▸ **EXERCISE BRIEF**: Find each line with the string "άτομα" and report it.

▸ **PROVIDED DATA**:
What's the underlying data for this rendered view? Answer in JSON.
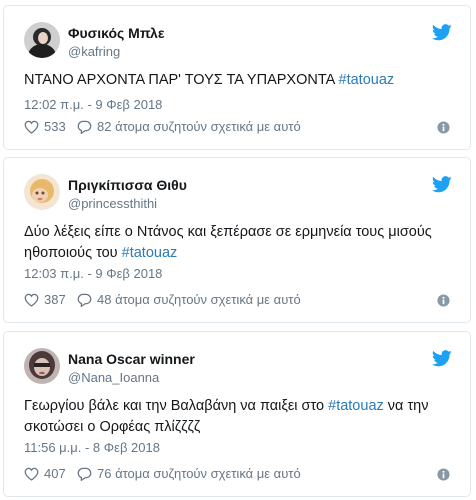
{
  "tweets": [
    {
      "name": "Φυσικός Μπλε",
      "handle": "@kafring",
      "text_before": "ΝΤΑΝΟ ΑΡΧΟΝΤΑ ΠΑΡ' ΤΟΥΣ ΤΑ ΥΠΑΡΧΟΝΤΑ ",
      "hashtag": "#tatouaz",
      "text_after": "",
      "timestamp": "12:02 π.μ. - 9 Φεβ 2018",
      "likes": "533",
      "replies": "82 άτομα συζητούν σχετικά με αυτό"
    },
    {
      "name": "Πριγκίπισσα Θιθυ",
      "handle": "@princessthithi",
      "text_before": "Δύο λέξεις είπε ο Ντάνος και ξεπέρασε σε ερμηνεία τους μισούς ηθοποιούς του ",
      "hashtag": "#tatouaz",
      "text_after": "",
      "timestamp": "12:03 π.μ. - 9 Φεβ 2018",
      "likes": "387",
      "replies": "48 άτομα συζητούν σχετικά με αυτό"
    },
    {
      "name": "Nana Oscar winner",
      "handle": "@Nana_Ioanna",
      "text_before": "Γεωργίου βάλε και την Βαλαβάνη να παιξει στο ",
      "hashtag": "#tatouaz",
      "text_after": " να την σκοτώσει ο Ορφέας πλίζζζζ",
      "timestamp": "11:56 μ.μ. - 8 Φεβ 2018",
      "likes": "407",
      "replies": "76 άτομα συζητούν σχετικά με αυτό"
    }
  ],
  "colors": {
    "twitter_blue": "#1da1f2",
    "link": "#2b7bb9",
    "secondary": "#657786",
    "border": "#e1e8ed"
  },
  "icons": [
    "twitter-bird-icon",
    "heart-icon",
    "reply-bubble-icon",
    "info-icon"
  ]
}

▸ **RESULT OF THE EXERCISE**:
      "replies": "82 άτομα συζητούν σχετικά με αυτό"
      "replies": "48 άτομα συζητούν σχετικά με αυτό"
      "replies": "76 άτομα συζητούν σχετικά με αυτό"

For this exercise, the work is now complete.